YOUR OBJECTIVE: Search the records for the word "defgroup" and pick out every line that has it.

A run of records:
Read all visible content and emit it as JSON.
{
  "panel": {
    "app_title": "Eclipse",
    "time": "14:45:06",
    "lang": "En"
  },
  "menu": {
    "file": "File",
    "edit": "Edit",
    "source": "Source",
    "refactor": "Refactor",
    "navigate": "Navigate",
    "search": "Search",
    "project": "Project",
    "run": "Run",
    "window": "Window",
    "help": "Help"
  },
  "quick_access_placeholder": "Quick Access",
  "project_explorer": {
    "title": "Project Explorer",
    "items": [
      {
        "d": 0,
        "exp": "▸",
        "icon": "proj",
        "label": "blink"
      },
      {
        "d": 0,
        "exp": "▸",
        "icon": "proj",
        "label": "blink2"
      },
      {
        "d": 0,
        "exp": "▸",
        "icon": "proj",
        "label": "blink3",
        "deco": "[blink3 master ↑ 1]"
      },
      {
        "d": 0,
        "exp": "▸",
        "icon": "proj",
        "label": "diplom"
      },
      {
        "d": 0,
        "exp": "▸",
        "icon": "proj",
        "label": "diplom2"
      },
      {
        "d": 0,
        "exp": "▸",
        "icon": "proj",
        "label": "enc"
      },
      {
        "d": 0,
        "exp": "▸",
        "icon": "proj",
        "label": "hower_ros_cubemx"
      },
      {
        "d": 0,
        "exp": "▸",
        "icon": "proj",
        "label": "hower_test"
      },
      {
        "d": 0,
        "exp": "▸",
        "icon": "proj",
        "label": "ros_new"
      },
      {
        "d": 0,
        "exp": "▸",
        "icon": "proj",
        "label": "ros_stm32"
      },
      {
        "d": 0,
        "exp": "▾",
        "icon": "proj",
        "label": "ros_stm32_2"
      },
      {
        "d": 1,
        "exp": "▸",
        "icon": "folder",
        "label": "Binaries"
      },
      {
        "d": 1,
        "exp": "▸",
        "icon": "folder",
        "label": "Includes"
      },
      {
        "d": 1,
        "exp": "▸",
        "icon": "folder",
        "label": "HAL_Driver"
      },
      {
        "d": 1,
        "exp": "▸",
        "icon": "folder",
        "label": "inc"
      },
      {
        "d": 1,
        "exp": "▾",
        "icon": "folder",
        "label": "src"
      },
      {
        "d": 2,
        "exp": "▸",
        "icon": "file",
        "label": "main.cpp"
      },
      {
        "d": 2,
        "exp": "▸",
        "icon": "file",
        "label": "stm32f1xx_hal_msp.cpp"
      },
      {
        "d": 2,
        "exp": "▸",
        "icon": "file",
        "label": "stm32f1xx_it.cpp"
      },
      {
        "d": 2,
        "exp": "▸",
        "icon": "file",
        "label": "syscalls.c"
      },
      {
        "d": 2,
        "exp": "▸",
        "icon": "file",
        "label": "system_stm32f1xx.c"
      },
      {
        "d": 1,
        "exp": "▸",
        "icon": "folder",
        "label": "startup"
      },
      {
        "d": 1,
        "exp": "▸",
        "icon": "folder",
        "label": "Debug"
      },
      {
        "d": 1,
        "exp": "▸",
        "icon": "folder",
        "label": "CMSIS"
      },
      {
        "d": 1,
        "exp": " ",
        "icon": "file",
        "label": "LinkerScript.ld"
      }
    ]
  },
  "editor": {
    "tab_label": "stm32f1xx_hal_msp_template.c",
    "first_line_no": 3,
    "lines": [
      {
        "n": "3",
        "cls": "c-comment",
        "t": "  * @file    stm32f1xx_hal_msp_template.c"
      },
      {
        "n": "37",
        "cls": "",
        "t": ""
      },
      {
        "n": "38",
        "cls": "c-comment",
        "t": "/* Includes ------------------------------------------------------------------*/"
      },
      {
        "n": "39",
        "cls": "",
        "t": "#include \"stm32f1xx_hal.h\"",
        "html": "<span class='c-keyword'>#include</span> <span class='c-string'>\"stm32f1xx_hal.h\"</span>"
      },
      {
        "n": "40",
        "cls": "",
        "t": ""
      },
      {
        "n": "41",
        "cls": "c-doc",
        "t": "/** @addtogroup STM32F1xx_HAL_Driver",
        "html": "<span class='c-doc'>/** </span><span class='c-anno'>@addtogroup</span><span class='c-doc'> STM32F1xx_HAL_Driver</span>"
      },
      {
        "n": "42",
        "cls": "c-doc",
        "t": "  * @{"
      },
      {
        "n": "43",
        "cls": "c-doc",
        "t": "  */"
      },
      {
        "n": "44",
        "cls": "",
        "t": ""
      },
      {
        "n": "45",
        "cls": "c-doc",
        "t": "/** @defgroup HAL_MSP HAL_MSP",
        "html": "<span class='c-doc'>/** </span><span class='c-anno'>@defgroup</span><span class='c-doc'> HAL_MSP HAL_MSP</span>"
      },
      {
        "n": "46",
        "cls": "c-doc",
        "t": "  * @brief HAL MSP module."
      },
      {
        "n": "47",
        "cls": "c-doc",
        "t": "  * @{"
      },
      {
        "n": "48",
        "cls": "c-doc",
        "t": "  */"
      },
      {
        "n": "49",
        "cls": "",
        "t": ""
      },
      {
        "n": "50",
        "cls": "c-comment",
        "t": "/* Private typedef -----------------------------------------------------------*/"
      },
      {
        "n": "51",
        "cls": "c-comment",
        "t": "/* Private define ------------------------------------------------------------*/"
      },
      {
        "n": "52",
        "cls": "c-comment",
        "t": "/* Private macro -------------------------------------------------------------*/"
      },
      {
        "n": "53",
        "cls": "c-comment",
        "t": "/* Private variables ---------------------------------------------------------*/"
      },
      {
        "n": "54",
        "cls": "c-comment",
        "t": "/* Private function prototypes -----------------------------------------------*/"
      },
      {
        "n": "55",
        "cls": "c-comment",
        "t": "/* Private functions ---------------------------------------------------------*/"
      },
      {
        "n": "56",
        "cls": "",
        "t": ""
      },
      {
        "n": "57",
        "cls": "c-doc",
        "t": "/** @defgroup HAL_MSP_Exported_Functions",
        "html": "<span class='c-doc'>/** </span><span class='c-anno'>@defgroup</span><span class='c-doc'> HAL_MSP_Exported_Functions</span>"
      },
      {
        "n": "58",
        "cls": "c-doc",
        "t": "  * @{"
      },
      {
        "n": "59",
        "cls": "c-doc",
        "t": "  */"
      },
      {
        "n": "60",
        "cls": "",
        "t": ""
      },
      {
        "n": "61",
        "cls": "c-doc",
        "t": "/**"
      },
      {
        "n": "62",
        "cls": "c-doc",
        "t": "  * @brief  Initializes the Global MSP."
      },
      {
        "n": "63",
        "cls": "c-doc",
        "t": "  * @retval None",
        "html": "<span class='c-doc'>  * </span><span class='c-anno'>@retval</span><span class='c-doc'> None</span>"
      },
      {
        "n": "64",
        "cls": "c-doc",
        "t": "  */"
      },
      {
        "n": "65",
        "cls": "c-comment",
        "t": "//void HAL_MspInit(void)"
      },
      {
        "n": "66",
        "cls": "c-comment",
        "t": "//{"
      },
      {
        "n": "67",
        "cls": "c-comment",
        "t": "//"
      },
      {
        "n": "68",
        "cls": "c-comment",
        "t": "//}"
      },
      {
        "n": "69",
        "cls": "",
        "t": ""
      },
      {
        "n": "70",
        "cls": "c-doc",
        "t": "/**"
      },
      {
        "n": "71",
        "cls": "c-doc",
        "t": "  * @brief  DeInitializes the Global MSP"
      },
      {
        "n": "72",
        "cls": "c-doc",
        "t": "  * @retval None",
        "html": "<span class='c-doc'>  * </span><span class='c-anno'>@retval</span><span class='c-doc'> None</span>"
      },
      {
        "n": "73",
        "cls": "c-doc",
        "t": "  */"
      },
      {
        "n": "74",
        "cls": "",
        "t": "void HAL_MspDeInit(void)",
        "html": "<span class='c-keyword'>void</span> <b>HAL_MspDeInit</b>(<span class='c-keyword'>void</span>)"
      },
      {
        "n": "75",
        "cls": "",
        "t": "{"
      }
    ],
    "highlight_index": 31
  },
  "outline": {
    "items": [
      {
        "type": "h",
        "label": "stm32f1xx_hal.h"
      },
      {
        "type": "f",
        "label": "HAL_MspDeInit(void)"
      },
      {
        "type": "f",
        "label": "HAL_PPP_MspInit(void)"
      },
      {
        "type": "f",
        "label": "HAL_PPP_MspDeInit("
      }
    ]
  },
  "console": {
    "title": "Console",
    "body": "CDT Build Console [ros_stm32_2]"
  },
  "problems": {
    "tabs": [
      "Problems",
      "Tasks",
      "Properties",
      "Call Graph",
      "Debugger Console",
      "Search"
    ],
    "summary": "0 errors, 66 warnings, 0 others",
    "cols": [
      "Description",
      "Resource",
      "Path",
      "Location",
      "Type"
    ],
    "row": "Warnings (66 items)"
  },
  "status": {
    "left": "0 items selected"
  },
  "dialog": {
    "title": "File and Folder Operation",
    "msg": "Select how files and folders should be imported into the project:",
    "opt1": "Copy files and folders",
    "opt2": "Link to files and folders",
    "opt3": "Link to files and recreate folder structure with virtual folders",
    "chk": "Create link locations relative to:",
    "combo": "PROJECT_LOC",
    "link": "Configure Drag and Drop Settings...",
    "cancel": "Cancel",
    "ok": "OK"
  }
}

RESULT OF THIS TASK:
        "t": "/** @defgroup HAL_MSP HAL_MSP",
        "html": "<span class='c-doc'>/** </span><span class='c-anno'>@defgroup</span><span class='c-doc'> HAL_MSP HAL_MSP</span>"
        "t": "/** @defgroup HAL_MSP_Exported_Functions",
        "html": "<span class='c-doc'>/** </span><span class='c-anno'>@defgroup</span><span class='c-doc'> HAL_MSP_Exported_Functions</span>"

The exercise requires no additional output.